**Directive**
Reproduce the stretch from the start of the records through the line containing "y-tick-label: 300: [145, 111, 221, 157]", with both ends included and nothing else.
******************************
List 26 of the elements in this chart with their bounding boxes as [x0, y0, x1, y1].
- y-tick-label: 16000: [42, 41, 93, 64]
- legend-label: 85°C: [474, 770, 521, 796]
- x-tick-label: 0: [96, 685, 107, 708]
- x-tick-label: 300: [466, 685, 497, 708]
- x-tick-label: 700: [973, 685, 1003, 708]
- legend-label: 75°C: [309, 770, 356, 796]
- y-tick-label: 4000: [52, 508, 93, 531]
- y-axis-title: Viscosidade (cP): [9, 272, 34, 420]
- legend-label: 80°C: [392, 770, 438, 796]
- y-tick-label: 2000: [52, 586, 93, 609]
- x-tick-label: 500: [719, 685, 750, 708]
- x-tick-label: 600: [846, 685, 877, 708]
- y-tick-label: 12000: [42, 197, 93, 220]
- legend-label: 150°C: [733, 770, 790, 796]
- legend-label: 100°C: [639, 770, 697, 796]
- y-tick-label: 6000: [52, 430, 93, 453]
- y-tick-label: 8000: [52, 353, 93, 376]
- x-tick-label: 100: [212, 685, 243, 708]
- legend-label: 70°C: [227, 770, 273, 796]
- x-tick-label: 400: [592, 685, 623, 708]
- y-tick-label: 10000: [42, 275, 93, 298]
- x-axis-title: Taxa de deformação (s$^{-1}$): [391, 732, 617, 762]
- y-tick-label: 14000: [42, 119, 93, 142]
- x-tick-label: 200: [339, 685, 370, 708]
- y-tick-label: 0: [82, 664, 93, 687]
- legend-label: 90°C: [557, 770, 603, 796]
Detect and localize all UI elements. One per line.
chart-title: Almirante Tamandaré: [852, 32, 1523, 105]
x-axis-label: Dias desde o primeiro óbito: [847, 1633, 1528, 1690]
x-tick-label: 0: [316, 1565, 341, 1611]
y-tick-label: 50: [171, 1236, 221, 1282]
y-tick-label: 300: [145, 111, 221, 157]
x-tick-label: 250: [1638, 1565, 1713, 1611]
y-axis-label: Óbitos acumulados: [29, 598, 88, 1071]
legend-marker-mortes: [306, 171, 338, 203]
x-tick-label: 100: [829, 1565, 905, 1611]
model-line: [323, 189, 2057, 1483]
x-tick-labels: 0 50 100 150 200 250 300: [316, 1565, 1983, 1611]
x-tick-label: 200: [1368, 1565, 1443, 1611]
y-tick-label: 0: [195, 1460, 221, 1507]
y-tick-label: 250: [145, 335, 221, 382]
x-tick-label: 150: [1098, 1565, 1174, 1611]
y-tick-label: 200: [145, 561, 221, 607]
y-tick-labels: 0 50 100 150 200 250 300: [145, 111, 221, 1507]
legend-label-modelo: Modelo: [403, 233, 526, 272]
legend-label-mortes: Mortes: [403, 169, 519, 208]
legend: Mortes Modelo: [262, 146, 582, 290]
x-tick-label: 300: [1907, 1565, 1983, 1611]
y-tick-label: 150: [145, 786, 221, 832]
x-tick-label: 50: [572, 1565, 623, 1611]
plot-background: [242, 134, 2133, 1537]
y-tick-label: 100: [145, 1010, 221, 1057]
******************************
**Task result**
List 26 of the elements in this chart with their bounding boxes as [x0, y0, x1, y1].
- y-tick-label: 16000: [42, 41, 93, 64]
- legend-label: 85°C: [474, 770, 521, 796]
- x-tick-label: 0: [96, 685, 107, 708]
- x-tick-label: 300: [466, 685, 497, 708]
- x-tick-label: 700: [973, 685, 1003, 708]
- legend-label: 75°C: [309, 770, 356, 796]
- y-tick-label: 4000: [52, 508, 93, 531]
- y-axis-title: Viscosidade (cP): [9, 272, 34, 420]
- legend-label: 80°C: [392, 770, 438, 796]
- y-tick-label: 2000: [52, 586, 93, 609]
- x-tick-label: 500: [719, 685, 750, 708]
- x-tick-label: 600: [846, 685, 877, 708]
- y-tick-label: 12000: [42, 197, 93, 220]
- legend-label: 150°C: [733, 770, 790, 796]
- legend-label: 100°C: [639, 770, 697, 796]
- y-tick-label: 6000: [52, 430, 93, 453]
- y-tick-label: 8000: [52, 353, 93, 376]
- x-tick-label: 100: [212, 685, 243, 708]
- legend-label: 70°C: [227, 770, 273, 796]
- x-tick-label: 400: [592, 685, 623, 708]
- y-tick-label: 10000: [42, 275, 93, 298]
- x-axis-title: Taxa de deformação (s$^{-1}$): [391, 732, 617, 762]
- y-tick-label: 14000: [42, 119, 93, 142]
- x-tick-label: 200: [339, 685, 370, 708]
- y-tick-label: 0: [82, 664, 93, 687]
- legend-label: 90°C: [557, 770, 603, 796]
Detect and localize all UI elements. One per line.
chart-title: Almirante Tamandaré: [852, 32, 1523, 105]
x-axis-label: Dias desde o primeiro óbito: [847, 1633, 1528, 1690]
x-tick-label: 0: [316, 1565, 341, 1611]
y-tick-label: 50: [171, 1236, 221, 1282]
y-tick-label: 300: [145, 111, 221, 157]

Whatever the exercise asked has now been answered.